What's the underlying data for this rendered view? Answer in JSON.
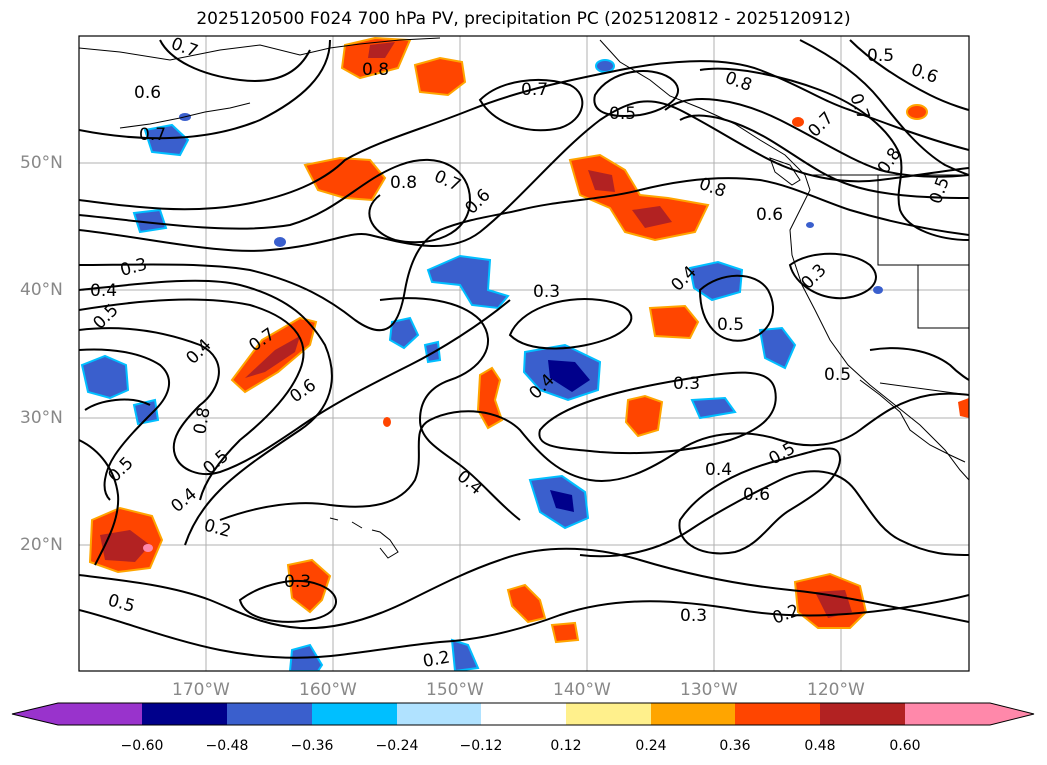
{
  "title": "2025120500 F024 700 hPa PV, precipitation PC (2025120812 - 2025120912)",
  "latitude_labels": [
    "50°N",
    "40°N",
    "30°N",
    "20°N"
  ],
  "longitude_labels": [
    "170°W",
    "160°W",
    "150°W",
    "140°W",
    "130°W",
    "120°W"
  ],
  "colorbar": {
    "ticks": [
      "−0.60",
      "−0.48",
      "−0.36",
      "−0.24",
      "−0.12",
      "0.12",
      "0.24",
      "0.36",
      "0.48",
      "0.60"
    ],
    "colors": [
      "#9933cc",
      "#00008b",
      "#3a5fcd",
      "#00bfff",
      "#b0e2ff",
      "#ffffff",
      "#fff08c",
      "#ffa500",
      "#ff4500",
      "#b22222",
      "#ff88aa",
      "#ff88aa"
    ]
  },
  "contour_labels": {
    "c1": "0.7",
    "c2": "0.6",
    "c3": "0.7",
    "c4": "0.8",
    "c5": "0.8",
    "c6": "0.7",
    "c7": "0.6",
    "c8": "0.7",
    "c9": "0.5",
    "c10": "0.8",
    "c11": "0.7",
    "c12": "0.5",
    "c13": "0.6",
    "c14": "0.8",
    "c15": "0.6",
    "c16": "0.8",
    "c17": "0.7",
    "c18": "0.5",
    "c19": "0.3",
    "c20": "0.4",
    "c21": "0.5",
    "c22": "0.3",
    "c23": "0.4",
    "c24": "0.3",
    "c25": "0.5",
    "c26": "0.4",
    "c27": "0.7",
    "c28": "0.6",
    "c29": "0.8",
    "c30": "0.4",
    "c31": "0.5",
    "c32": "0.3",
    "c33": "0.5",
    "c34": "0.4",
    "c35": "0.5",
    "c36": "0.4",
    "c37": "0.6",
    "c38": "0.5",
    "c39": "0.4",
    "c40": "0.2",
    "c41": "0.3",
    "c42": "0.5",
    "c43": "0.3",
    "c44": "0.2",
    "c45": "0.2"
  }
}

= = = = = = =

Task to carry out -
The data above needs to be retyped exactly, with the images left out.

Result -
What's the underlying data for this rendered view? Answer in JSON.
{
  "title": "2025120500 F024 700 hPa PV, precipitation PC (2025120812 - 2025120912)",
  "latitude_labels": [
    "50°N",
    "40°N",
    "30°N",
    "20°N"
  ],
  "longitude_labels": [
    "170°W",
    "160°W",
    "150°W",
    "140°W",
    "130°W",
    "120°W"
  ],
  "colorbar": {
    "ticks": [
      "−0.60",
      "−0.48",
      "−0.36",
      "−0.24",
      "−0.12",
      "0.12",
      "0.24",
      "0.36",
      "0.48",
      "0.60"
    ],
    "colors": [
      "#9933cc",
      "#00008b",
      "#3a5fcd",
      "#00bfff",
      "#b0e2ff",
      "#ffffff",
      "#fff08c",
      "#ffa500",
      "#ff4500",
      "#b22222",
      "#ff88aa",
      "#ff88aa"
    ]
  },
  "contour_labels": {
    "c1": "0.7",
    "c2": "0.6",
    "c3": "0.7",
    "c4": "0.8",
    "c5": "0.8",
    "c6": "0.7",
    "c7": "0.6",
    "c8": "0.7",
    "c9": "0.5",
    "c10": "0.8",
    "c11": "0.7",
    "c12": "0.5",
    "c13": "0.6",
    "c14": "0.8",
    "c15": "0.6",
    "c16": "0.8",
    "c17": "0.7",
    "c18": "0.5",
    "c19": "0.3",
    "c20": "0.4",
    "c21": "0.5",
    "c22": "0.3",
    "c23": "0.4",
    "c24": "0.3",
    "c25": "0.5",
    "c26": "0.4",
    "c27": "0.7",
    "c28": "0.6",
    "c29": "0.8",
    "c30": "0.4",
    "c31": "0.5",
    "c32": "0.3",
    "c33": "0.5",
    "c34": "0.4",
    "c35": "0.5",
    "c36": "0.4",
    "c37": "0.6",
    "c38": "0.5",
    "c39": "0.4",
    "c40": "0.2",
    "c41": "0.3",
    "c42": "0.5",
    "c43": "0.3",
    "c44": "0.2",
    "c45": "0.2"
  }
}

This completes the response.